**GOAL:**
Return the records that follow unaltered. Omit every picture.

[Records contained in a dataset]
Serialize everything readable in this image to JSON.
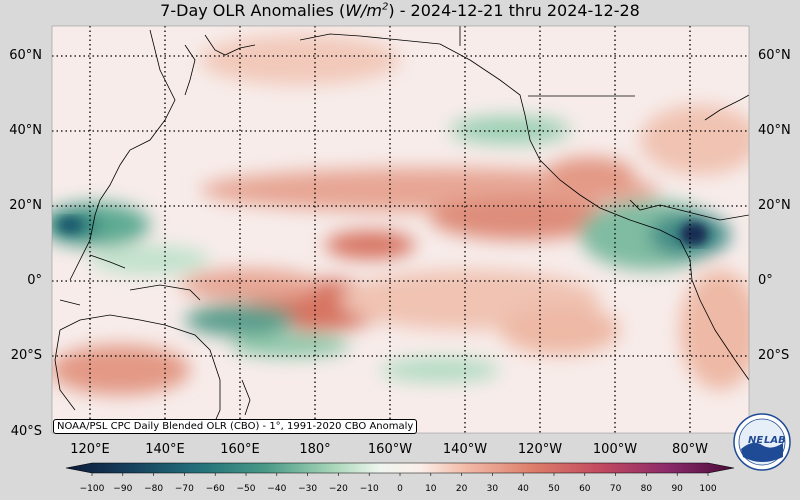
{
  "title": {
    "prefix": "7-Day OLR Anomalies (",
    "unit_base": "W/m",
    "unit_exp": "2",
    "suffix": ") - 2024-12-21 thru 2024-12-28"
  },
  "lat_labels": [
    "60°N",
    "40°N",
    "20°N",
    "0°",
    "20°S",
    "40°S"
  ],
  "lon_labels": [
    "120°E",
    "140°E",
    "160°E",
    "180°",
    "160°W",
    "140°W",
    "120°W",
    "100°W",
    "80°W"
  ],
  "caption": "NOAA/PSL CPC Daily Blended OLR (CBO) - 1°, 1991-2020 CBO Anomaly",
  "colorbar": {
    "ticks": [
      "−100",
      "−90",
      "−80",
      "−70",
      "−60",
      "−50",
      "−40",
      "−30",
      "−20",
      "−10",
      "0",
      "10",
      "20",
      "30",
      "40",
      "50",
      "60",
      "70",
      "80",
      "90",
      "100"
    ]
  },
  "logo": {
    "text_left": "NE",
    "text_right": "LAB",
    "icon": "noaa-psl-logo-icon"
  },
  "colors": {
    "background": "#d9d9d9",
    "neutral": "#f7ecea",
    "positive_mid": "#dc8c7a",
    "negative_mid": "#78bea0",
    "negative_strong": "#0c2a50",
    "positive_strong": "#5a1446"
  }
}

**RESULT OF THE EXERCISE:**
Serialize everything readable in this image to JSON.
{
  "title": {
    "prefix": "7-Day OLR Anomalies (",
    "unit_base": "W/m",
    "unit_exp": "2",
    "suffix": ") - 2024-12-21 thru 2024-12-28"
  },
  "lat_labels": [
    "60°N",
    "40°N",
    "20°N",
    "0°",
    "20°S",
    "40°S"
  ],
  "lon_labels": [
    "120°E",
    "140°E",
    "160°E",
    "180°",
    "160°W",
    "140°W",
    "120°W",
    "100°W",
    "80°W"
  ],
  "caption": "NOAA/PSL CPC Daily Blended OLR (CBO) - 1°, 1991-2020 CBO Anomaly",
  "colorbar": {
    "ticks": [
      "−100",
      "−90",
      "−80",
      "−70",
      "−60",
      "−50",
      "−40",
      "−30",
      "−20",
      "−10",
      "0",
      "10",
      "20",
      "30",
      "40",
      "50",
      "60",
      "70",
      "80",
      "90",
      "100"
    ]
  },
  "logo": {
    "text_left": "NE",
    "text_right": "LAB",
    "icon": "noaa-psl-logo-icon"
  },
  "colors": {
    "background": "#d9d9d9",
    "neutral": "#f7ecea",
    "positive_mid": "#dc8c7a",
    "negative_mid": "#78bea0",
    "negative_strong": "#0c2a50",
    "positive_strong": "#5a1446"
  }
}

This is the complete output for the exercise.